Records from a data source
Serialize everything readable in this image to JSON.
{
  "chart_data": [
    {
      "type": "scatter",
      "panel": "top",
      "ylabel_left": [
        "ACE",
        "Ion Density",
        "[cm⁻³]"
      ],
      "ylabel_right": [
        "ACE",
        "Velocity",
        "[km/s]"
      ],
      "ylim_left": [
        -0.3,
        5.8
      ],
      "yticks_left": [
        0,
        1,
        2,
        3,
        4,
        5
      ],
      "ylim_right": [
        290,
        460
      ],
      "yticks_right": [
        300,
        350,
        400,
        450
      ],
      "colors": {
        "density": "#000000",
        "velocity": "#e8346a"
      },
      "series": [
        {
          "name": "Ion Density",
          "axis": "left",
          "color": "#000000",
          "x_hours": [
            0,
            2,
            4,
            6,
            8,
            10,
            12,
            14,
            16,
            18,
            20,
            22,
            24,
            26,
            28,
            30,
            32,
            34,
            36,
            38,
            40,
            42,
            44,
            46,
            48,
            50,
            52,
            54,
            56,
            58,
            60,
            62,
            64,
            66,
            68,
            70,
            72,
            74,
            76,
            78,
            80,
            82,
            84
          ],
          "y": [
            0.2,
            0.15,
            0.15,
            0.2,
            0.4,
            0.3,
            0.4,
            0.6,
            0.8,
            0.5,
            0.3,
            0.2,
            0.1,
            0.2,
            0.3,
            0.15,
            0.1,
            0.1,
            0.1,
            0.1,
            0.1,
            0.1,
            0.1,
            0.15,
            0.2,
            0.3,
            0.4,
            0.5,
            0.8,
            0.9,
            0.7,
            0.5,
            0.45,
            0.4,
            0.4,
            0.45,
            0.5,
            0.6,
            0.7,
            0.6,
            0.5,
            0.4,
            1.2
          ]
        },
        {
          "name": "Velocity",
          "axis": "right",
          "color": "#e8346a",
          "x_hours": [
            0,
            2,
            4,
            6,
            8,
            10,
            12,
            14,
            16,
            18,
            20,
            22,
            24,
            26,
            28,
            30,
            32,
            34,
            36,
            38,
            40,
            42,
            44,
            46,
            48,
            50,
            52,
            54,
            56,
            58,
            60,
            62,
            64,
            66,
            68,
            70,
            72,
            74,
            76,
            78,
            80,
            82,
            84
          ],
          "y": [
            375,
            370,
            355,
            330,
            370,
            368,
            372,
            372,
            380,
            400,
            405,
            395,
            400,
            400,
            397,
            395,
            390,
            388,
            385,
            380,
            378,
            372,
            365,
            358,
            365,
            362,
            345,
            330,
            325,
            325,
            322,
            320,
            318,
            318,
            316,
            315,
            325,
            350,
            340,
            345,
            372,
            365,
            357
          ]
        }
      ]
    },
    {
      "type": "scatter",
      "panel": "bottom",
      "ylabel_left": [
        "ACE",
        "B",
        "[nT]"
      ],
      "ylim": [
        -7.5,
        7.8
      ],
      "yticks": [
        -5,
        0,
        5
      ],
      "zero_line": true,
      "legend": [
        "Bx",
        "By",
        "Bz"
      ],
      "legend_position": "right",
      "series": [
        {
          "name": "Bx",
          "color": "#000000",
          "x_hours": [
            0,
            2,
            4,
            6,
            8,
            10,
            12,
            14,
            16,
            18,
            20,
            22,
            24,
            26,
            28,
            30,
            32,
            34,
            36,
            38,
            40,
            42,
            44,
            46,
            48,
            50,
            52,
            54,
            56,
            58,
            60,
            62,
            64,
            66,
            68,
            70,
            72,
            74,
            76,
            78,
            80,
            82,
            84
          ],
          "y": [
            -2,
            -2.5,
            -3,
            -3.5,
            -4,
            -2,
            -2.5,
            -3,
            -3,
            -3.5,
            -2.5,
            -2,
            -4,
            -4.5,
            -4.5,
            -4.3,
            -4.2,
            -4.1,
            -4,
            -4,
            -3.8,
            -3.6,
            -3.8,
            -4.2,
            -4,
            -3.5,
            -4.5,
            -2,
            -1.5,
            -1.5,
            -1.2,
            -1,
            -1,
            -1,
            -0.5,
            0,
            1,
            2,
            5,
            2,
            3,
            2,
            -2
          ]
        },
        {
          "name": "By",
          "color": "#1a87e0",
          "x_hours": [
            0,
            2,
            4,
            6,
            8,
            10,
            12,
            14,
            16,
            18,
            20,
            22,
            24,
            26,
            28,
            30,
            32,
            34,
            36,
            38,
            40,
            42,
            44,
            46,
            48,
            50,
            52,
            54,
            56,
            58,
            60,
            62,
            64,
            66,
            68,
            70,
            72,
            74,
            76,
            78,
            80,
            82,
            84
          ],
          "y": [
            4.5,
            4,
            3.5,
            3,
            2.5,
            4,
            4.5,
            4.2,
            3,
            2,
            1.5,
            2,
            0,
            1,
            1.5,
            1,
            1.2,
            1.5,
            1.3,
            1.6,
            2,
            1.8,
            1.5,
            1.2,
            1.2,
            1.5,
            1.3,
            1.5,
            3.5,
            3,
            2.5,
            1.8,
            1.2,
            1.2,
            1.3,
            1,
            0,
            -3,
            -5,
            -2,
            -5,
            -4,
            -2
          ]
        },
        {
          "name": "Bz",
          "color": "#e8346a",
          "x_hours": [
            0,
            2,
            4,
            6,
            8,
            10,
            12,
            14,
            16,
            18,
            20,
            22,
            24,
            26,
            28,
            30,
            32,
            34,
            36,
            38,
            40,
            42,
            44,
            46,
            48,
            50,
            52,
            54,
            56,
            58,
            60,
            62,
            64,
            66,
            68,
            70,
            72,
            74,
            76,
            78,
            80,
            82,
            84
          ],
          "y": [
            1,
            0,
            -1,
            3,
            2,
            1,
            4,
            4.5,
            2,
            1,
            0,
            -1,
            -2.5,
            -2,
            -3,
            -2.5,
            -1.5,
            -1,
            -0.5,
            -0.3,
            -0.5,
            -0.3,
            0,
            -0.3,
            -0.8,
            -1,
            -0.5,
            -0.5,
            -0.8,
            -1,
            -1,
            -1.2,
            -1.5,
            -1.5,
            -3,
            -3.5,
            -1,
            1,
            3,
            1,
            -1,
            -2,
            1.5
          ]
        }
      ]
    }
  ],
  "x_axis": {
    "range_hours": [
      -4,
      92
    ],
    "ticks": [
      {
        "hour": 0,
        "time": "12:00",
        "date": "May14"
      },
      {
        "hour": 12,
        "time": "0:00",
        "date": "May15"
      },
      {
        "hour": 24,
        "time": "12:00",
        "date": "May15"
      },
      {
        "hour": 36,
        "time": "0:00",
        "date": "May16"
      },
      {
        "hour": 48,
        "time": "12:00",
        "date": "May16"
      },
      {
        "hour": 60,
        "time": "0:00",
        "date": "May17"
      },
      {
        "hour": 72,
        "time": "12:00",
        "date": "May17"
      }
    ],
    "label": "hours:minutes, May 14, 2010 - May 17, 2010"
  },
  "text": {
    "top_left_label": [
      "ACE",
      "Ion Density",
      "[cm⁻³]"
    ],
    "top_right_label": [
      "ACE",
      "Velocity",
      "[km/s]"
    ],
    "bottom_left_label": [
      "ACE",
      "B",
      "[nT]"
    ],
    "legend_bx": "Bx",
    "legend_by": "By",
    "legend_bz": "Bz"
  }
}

Description of the task
Write down all the entries again without a single difference.

Finished exercise
Serialize everything readable in this image to JSON.
{
  "chart_data": [
    {
      "type": "scatter",
      "panel": "top",
      "ylabel_left": [
        "ACE",
        "Ion Density",
        "[cm⁻³]"
      ],
      "ylabel_right": [
        "ACE",
        "Velocity",
        "[km/s]"
      ],
      "ylim_left": [
        -0.3,
        5.8
      ],
      "yticks_left": [
        0,
        1,
        2,
        3,
        4,
        5
      ],
      "ylim_right": [
        290,
        460
      ],
      "yticks_right": [
        300,
        350,
        400,
        450
      ],
      "colors": {
        "density": "#000000",
        "velocity": "#e8346a"
      },
      "series": [
        {
          "name": "Ion Density",
          "axis": "left",
          "color": "#000000",
          "x_hours": [
            0,
            2,
            4,
            6,
            8,
            10,
            12,
            14,
            16,
            18,
            20,
            22,
            24,
            26,
            28,
            30,
            32,
            34,
            36,
            38,
            40,
            42,
            44,
            46,
            48,
            50,
            52,
            54,
            56,
            58,
            60,
            62,
            64,
            66,
            68,
            70,
            72,
            74,
            76,
            78,
            80,
            82,
            84
          ],
          "y": [
            0.2,
            0.15,
            0.15,
            0.2,
            0.4,
            0.3,
            0.4,
            0.6,
            0.8,
            0.5,
            0.3,
            0.2,
            0.1,
            0.2,
            0.3,
            0.15,
            0.1,
            0.1,
            0.1,
            0.1,
            0.1,
            0.1,
            0.1,
            0.15,
            0.2,
            0.3,
            0.4,
            0.5,
            0.8,
            0.9,
            0.7,
            0.5,
            0.45,
            0.4,
            0.4,
            0.45,
            0.5,
            0.6,
            0.7,
            0.6,
            0.5,
            0.4,
            1.2
          ]
        },
        {
          "name": "Velocity",
          "axis": "right",
          "color": "#e8346a",
          "x_hours": [
            0,
            2,
            4,
            6,
            8,
            10,
            12,
            14,
            16,
            18,
            20,
            22,
            24,
            26,
            28,
            30,
            32,
            34,
            36,
            38,
            40,
            42,
            44,
            46,
            48,
            50,
            52,
            54,
            56,
            58,
            60,
            62,
            64,
            66,
            68,
            70,
            72,
            74,
            76,
            78,
            80,
            82,
            84
          ],
          "y": [
            375,
            370,
            355,
            330,
            370,
            368,
            372,
            372,
            380,
            400,
            405,
            395,
            400,
            400,
            397,
            395,
            390,
            388,
            385,
            380,
            378,
            372,
            365,
            358,
            365,
            362,
            345,
            330,
            325,
            325,
            322,
            320,
            318,
            318,
            316,
            315,
            325,
            350,
            340,
            345,
            372,
            365,
            357
          ]
        }
      ]
    },
    {
      "type": "scatter",
      "panel": "bottom",
      "ylabel_left": [
        "ACE",
        "B",
        "[nT]"
      ],
      "ylim": [
        -7.5,
        7.8
      ],
      "yticks": [
        -5,
        0,
        5
      ],
      "zero_line": true,
      "legend": [
        "Bx",
        "By",
        "Bz"
      ],
      "legend_position": "right",
      "series": [
        {
          "name": "Bx",
          "color": "#000000",
          "x_hours": [
            0,
            2,
            4,
            6,
            8,
            10,
            12,
            14,
            16,
            18,
            20,
            22,
            24,
            26,
            28,
            30,
            32,
            34,
            36,
            38,
            40,
            42,
            44,
            46,
            48,
            50,
            52,
            54,
            56,
            58,
            60,
            62,
            64,
            66,
            68,
            70,
            72,
            74,
            76,
            78,
            80,
            82,
            84
          ],
          "y": [
            -2,
            -2.5,
            -3,
            -3.5,
            -4,
            -2,
            -2.5,
            -3,
            -3,
            -3.5,
            -2.5,
            -2,
            -4,
            -4.5,
            -4.5,
            -4.3,
            -4.2,
            -4.1,
            -4,
            -4,
            -3.8,
            -3.6,
            -3.8,
            -4.2,
            -4,
            -3.5,
            -4.5,
            -2,
            -1.5,
            -1.5,
            -1.2,
            -1,
            -1,
            -1,
            -0.5,
            0,
            1,
            2,
            5,
            2,
            3,
            2,
            -2
          ]
        },
        {
          "name": "By",
          "color": "#1a87e0",
          "x_hours": [
            0,
            2,
            4,
            6,
            8,
            10,
            12,
            14,
            16,
            18,
            20,
            22,
            24,
            26,
            28,
            30,
            32,
            34,
            36,
            38,
            40,
            42,
            44,
            46,
            48,
            50,
            52,
            54,
            56,
            58,
            60,
            62,
            64,
            66,
            68,
            70,
            72,
            74,
            76,
            78,
            80,
            82,
            84
          ],
          "y": [
            4.5,
            4,
            3.5,
            3,
            2.5,
            4,
            4.5,
            4.2,
            3,
            2,
            1.5,
            2,
            0,
            1,
            1.5,
            1,
            1.2,
            1.5,
            1.3,
            1.6,
            2,
            1.8,
            1.5,
            1.2,
            1.2,
            1.5,
            1.3,
            1.5,
            3.5,
            3,
            2.5,
            1.8,
            1.2,
            1.2,
            1.3,
            1,
            0,
            -3,
            -5,
            -2,
            -5,
            -4,
            -2
          ]
        },
        {
          "name": "Bz",
          "color": "#e8346a",
          "x_hours": [
            0,
            2,
            4,
            6,
            8,
            10,
            12,
            14,
            16,
            18,
            20,
            22,
            24,
            26,
            28,
            30,
            32,
            34,
            36,
            38,
            40,
            42,
            44,
            46,
            48,
            50,
            52,
            54,
            56,
            58,
            60,
            62,
            64,
            66,
            68,
            70,
            72,
            74,
            76,
            78,
            80,
            82,
            84
          ],
          "y": [
            1,
            0,
            -1,
            3,
            2,
            1,
            4,
            4.5,
            2,
            1,
            0,
            -1,
            -2.5,
            -2,
            -3,
            -2.5,
            -1.5,
            -1,
            -0.5,
            -0.3,
            -0.5,
            -0.3,
            0,
            -0.3,
            -0.8,
            -1,
            -0.5,
            -0.5,
            -0.8,
            -1,
            -1,
            -1.2,
            -1.5,
            -1.5,
            -3,
            -3.5,
            -1,
            1,
            3,
            1,
            -1,
            -2,
            1.5
          ]
        }
      ]
    }
  ],
  "x_axis": {
    "range_hours": [
      -4,
      92
    ],
    "ticks": [
      {
        "hour": 0,
        "time": "12:00",
        "date": "May14"
      },
      {
        "hour": 12,
        "time": "0:00",
        "date": "May15"
      },
      {
        "hour": 24,
        "time": "12:00",
        "date": "May15"
      },
      {
        "hour": 36,
        "time": "0:00",
        "date": "May16"
      },
      {
        "hour": 48,
        "time": "12:00",
        "date": "May16"
      },
      {
        "hour": 60,
        "time": "0:00",
        "date": "May17"
      },
      {
        "hour": 72,
        "time": "12:00",
        "date": "May17"
      }
    ],
    "label": "hours:minutes, May 14, 2010 - May 17, 2010"
  },
  "text": {
    "top_left_label": [
      "ACE",
      "Ion Density",
      "[cm⁻³]"
    ],
    "top_right_label": [
      "ACE",
      "Velocity",
      "[km/s]"
    ],
    "bottom_left_label": [
      "ACE",
      "B",
      "[nT]"
    ],
    "legend_bx": "Bx",
    "legend_by": "By",
    "legend_bz": "Bz"
  }
}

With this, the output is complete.